DIRECTIONS | Seek out every line containing the word "MERCIER", and copy each.

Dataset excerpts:
····················

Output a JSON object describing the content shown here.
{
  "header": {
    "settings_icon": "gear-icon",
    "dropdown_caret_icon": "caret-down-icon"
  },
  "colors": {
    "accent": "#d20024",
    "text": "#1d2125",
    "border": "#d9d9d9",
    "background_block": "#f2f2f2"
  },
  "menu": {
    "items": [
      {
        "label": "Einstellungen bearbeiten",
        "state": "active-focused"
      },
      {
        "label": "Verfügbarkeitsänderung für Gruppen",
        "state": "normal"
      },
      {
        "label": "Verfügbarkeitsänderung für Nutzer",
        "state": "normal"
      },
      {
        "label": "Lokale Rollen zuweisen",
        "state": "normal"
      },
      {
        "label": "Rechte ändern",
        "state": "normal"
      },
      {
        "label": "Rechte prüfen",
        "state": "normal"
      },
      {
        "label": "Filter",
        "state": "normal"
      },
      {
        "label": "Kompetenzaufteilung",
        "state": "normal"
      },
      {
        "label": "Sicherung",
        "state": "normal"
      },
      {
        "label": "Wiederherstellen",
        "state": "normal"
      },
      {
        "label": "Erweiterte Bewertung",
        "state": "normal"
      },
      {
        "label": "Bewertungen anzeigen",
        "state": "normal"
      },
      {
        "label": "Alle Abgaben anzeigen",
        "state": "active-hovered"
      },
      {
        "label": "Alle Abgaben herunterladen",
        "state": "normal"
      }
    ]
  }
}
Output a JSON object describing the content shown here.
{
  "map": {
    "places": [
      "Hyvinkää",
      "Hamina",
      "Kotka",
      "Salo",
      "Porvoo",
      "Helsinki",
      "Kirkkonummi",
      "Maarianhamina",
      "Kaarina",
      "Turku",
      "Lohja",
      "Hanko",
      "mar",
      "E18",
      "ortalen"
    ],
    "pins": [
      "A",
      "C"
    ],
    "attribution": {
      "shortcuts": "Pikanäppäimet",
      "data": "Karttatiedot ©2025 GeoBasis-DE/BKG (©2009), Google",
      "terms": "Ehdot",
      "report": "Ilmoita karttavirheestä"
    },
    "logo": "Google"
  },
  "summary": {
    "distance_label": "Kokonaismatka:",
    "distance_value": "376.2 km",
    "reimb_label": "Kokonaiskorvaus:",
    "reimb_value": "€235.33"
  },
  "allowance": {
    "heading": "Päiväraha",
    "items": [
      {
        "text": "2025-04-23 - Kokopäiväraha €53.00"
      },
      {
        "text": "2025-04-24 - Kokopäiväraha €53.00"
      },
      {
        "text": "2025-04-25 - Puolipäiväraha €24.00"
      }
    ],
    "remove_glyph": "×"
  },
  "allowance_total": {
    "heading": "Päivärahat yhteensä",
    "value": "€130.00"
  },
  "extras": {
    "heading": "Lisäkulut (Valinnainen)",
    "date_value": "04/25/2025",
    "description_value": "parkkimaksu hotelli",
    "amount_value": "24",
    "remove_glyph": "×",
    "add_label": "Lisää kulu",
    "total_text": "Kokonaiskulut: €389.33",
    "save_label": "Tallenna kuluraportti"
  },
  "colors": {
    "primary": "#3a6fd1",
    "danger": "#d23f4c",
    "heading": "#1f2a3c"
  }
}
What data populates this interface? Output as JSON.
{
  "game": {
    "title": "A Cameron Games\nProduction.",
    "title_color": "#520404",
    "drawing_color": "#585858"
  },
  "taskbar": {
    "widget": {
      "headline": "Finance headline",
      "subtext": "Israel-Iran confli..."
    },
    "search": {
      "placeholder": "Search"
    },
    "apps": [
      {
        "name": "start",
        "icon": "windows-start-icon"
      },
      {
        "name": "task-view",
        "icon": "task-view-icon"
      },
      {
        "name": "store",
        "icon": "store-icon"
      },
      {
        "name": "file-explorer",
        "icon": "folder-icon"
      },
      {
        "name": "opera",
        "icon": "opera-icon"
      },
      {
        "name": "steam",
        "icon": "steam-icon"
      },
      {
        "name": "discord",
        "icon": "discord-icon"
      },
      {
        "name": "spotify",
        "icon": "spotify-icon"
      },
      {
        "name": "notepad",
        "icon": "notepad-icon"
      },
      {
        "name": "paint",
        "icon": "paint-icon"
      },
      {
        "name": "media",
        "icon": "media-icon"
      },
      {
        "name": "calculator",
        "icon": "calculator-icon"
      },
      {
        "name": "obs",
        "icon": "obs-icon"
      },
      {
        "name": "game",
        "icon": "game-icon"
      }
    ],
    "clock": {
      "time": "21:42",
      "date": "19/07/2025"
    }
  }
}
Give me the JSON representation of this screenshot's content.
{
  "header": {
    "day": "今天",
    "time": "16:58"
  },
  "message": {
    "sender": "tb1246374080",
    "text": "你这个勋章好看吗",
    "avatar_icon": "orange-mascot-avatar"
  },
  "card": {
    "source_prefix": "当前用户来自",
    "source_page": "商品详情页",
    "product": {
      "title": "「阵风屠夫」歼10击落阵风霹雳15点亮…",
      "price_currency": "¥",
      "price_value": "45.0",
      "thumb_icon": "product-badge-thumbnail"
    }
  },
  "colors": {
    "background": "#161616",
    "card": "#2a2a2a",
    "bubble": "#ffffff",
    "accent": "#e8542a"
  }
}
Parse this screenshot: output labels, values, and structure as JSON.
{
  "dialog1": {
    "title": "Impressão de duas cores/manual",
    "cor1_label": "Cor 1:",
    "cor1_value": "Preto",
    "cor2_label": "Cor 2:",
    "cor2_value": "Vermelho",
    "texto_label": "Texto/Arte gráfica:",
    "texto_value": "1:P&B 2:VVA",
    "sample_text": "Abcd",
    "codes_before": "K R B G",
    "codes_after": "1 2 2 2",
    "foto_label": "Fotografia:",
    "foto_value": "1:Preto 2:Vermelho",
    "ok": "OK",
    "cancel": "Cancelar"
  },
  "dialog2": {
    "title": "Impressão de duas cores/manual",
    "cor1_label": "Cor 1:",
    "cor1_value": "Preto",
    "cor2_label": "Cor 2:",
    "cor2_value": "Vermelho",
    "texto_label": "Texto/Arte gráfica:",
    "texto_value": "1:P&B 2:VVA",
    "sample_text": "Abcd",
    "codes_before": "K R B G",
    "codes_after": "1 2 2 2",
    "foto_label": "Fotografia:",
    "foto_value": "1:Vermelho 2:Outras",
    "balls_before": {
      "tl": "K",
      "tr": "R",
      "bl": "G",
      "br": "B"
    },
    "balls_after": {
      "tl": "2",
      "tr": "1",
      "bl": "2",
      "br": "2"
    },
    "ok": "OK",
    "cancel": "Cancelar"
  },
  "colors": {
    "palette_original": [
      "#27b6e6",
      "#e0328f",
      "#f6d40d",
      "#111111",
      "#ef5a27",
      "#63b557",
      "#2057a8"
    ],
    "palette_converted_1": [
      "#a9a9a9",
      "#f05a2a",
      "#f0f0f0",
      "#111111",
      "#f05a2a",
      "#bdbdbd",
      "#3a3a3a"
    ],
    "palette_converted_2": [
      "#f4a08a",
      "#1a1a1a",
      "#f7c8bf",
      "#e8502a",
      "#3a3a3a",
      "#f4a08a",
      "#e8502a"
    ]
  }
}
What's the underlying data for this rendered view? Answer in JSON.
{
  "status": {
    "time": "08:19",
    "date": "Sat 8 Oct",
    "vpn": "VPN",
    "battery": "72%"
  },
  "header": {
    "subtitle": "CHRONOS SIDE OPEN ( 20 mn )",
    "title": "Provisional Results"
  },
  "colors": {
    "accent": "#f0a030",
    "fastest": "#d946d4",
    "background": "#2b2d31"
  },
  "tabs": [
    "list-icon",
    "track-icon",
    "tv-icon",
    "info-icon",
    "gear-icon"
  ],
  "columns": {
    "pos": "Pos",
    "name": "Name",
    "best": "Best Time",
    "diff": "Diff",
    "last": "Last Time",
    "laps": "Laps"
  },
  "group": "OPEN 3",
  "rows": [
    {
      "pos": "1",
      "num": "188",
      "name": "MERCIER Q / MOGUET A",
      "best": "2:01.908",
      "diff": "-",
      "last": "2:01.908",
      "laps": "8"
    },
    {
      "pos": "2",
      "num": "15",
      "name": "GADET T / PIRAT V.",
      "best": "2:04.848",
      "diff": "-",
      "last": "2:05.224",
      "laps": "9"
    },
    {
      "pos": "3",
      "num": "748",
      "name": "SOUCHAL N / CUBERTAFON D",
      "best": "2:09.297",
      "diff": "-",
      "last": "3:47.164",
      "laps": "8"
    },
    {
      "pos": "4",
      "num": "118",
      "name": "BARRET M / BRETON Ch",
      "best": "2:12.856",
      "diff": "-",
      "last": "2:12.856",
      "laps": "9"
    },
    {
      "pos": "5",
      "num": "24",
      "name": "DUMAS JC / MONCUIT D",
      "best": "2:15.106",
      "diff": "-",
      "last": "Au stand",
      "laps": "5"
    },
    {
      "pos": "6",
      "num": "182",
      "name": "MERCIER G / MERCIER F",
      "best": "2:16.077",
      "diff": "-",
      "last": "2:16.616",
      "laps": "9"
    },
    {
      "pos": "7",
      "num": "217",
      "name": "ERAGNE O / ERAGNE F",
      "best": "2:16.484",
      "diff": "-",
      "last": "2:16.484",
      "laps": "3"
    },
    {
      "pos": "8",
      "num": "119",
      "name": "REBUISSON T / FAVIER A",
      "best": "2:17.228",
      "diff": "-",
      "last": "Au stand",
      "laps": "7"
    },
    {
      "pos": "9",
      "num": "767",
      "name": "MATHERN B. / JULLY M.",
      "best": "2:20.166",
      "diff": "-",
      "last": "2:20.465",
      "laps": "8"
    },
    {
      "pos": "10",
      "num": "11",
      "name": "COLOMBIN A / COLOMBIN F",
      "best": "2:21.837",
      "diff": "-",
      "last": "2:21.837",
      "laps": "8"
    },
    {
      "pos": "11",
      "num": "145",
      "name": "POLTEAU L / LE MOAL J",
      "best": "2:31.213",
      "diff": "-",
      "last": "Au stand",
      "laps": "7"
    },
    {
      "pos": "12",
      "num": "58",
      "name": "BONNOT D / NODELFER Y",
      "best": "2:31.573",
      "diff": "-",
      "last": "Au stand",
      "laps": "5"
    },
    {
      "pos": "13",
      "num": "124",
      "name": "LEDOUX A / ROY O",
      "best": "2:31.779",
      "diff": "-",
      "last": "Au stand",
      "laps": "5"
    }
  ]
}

····················

REPLY |
      "name": "MERCIER Q / MOGUET A",
      "name": "MERCIER G / MERCIER F",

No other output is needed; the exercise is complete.